> _THE REQUEST_
Identify the lines bearing the string "SRMTID" and gather them.

◆ ◆ ◆ ◆

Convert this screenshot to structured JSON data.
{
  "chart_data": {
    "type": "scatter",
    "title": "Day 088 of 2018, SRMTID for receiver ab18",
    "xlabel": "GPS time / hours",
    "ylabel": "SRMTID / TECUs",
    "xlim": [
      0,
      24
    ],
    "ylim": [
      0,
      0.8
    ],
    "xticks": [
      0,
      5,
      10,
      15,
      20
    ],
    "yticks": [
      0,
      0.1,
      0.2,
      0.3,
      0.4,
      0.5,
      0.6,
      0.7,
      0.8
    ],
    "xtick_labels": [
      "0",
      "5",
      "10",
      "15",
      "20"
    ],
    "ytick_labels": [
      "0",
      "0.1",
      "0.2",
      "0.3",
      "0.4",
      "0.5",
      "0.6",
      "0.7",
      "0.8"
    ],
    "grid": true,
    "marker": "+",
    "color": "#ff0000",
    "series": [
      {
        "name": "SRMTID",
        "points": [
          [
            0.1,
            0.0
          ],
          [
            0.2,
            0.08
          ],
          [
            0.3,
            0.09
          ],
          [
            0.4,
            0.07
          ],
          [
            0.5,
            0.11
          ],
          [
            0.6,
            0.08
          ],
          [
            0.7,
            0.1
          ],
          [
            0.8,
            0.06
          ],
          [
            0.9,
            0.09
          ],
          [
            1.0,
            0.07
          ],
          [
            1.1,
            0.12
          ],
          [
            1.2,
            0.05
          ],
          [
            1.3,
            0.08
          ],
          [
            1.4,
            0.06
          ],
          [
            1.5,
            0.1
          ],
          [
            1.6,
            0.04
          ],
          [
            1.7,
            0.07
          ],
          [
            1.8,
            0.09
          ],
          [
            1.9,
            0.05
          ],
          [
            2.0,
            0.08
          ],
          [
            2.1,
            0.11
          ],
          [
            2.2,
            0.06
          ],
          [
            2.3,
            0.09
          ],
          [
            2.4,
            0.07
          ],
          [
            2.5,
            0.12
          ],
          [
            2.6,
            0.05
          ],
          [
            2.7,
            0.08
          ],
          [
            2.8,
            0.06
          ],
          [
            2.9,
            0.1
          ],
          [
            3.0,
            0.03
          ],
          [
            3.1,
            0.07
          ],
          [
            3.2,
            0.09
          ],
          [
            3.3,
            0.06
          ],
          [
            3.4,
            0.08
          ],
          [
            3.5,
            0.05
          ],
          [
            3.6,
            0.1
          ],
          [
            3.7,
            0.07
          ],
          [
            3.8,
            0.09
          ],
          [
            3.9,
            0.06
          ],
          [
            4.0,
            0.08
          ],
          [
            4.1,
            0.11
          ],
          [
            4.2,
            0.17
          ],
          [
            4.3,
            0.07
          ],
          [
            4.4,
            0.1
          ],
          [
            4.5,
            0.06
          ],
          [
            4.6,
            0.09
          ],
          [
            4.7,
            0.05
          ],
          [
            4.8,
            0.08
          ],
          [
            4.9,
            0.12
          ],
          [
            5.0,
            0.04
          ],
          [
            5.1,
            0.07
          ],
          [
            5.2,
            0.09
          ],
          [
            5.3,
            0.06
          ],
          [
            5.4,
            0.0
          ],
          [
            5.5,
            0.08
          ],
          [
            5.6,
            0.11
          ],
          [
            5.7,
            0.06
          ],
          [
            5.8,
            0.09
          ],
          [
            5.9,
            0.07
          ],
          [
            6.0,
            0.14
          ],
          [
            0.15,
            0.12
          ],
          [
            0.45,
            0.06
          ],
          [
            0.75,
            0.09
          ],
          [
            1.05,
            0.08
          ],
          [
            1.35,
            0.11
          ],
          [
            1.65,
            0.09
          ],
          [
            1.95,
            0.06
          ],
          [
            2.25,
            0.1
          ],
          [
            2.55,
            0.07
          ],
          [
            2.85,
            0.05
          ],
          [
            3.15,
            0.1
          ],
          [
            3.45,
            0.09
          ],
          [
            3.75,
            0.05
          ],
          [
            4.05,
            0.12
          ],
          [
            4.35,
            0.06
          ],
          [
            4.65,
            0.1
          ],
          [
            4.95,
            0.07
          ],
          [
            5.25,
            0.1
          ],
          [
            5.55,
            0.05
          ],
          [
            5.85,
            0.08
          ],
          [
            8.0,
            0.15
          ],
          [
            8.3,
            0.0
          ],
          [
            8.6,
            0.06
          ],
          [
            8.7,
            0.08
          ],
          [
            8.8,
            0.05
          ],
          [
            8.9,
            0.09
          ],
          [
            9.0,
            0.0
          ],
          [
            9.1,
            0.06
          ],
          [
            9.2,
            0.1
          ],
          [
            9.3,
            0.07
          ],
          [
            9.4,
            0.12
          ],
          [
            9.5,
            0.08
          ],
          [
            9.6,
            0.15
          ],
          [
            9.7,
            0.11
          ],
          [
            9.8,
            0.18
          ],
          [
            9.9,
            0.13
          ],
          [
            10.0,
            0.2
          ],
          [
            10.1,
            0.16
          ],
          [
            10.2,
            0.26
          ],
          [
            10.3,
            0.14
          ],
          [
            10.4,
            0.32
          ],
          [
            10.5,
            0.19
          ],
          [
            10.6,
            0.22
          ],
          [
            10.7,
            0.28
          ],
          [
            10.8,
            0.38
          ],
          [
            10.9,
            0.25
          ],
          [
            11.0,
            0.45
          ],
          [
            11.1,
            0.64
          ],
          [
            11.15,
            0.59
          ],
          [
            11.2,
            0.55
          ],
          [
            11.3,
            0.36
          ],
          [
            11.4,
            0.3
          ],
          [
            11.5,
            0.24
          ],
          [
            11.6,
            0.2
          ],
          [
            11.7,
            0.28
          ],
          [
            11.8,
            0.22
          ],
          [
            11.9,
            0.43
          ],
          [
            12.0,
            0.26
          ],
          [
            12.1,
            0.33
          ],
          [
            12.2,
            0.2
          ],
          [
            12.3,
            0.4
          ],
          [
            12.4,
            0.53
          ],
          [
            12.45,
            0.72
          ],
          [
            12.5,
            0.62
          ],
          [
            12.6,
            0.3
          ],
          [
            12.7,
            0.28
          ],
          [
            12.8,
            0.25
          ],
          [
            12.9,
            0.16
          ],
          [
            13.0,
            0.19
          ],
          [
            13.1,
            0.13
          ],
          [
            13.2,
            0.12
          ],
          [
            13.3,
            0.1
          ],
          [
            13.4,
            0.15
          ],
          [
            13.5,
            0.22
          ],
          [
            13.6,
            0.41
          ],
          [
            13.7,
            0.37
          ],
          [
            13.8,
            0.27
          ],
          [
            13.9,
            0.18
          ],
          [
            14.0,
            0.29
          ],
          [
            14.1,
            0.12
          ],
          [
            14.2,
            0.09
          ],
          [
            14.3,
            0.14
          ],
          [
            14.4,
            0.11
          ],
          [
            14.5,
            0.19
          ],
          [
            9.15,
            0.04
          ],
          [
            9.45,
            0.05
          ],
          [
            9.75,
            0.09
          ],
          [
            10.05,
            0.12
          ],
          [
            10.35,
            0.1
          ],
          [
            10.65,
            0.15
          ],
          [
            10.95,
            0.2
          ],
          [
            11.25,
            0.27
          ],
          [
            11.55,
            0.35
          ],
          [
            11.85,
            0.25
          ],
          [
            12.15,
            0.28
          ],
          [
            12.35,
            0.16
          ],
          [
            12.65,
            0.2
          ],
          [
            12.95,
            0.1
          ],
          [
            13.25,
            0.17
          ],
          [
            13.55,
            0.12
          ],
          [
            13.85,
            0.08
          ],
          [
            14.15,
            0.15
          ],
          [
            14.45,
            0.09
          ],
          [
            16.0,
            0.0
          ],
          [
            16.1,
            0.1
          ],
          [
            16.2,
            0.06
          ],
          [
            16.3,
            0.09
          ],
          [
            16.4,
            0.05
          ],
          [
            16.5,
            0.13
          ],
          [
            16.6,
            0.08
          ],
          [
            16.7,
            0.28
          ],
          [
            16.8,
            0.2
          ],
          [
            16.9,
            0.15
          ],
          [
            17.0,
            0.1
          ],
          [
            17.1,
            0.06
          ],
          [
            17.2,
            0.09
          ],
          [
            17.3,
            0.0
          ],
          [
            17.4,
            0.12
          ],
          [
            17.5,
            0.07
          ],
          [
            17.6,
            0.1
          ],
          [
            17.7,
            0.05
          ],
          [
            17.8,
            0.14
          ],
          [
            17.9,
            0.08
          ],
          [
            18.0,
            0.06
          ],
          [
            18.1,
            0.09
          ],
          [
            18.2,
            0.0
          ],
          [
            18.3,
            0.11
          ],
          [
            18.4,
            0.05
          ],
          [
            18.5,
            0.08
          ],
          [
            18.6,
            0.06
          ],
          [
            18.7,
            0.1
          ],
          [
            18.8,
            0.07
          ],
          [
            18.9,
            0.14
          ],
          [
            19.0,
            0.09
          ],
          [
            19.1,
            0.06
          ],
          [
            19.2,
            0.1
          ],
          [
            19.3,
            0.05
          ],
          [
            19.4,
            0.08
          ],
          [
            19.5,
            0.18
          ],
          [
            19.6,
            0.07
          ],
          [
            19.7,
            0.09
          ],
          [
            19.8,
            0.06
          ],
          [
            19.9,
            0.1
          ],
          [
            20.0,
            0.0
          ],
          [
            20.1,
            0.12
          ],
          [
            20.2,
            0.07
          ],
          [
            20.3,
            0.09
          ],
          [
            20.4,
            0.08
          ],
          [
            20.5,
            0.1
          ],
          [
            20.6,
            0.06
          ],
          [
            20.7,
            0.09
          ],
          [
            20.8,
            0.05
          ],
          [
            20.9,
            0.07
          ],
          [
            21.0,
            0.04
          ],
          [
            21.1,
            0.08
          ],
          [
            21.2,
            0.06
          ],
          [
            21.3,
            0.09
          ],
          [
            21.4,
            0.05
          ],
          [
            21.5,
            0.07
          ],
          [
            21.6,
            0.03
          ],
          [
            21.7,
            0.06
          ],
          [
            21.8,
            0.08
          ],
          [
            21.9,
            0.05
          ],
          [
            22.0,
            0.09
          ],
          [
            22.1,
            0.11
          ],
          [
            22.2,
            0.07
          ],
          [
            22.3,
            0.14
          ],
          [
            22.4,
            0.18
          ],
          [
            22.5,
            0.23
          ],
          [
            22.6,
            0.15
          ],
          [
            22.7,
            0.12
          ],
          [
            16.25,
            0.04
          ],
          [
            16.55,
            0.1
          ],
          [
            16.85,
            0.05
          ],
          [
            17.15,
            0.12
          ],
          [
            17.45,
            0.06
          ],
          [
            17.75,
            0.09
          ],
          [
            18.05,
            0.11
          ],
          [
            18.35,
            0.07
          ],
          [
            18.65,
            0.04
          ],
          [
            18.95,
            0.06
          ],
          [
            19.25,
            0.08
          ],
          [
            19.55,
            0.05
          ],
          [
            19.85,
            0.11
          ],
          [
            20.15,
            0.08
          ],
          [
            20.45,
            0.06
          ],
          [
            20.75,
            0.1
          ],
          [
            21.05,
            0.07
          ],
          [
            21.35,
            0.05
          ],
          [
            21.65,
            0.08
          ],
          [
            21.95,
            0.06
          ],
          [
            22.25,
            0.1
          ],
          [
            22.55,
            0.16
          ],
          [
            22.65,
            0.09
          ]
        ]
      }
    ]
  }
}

◆ ◆ ◆ ◆

> _CORRECT RESULT_
    "title": "Day 088 of 2018, SRMTID for receiver ab18",
    "ylabel": "SRMTID / TECUs",
        "name": "SRMTID",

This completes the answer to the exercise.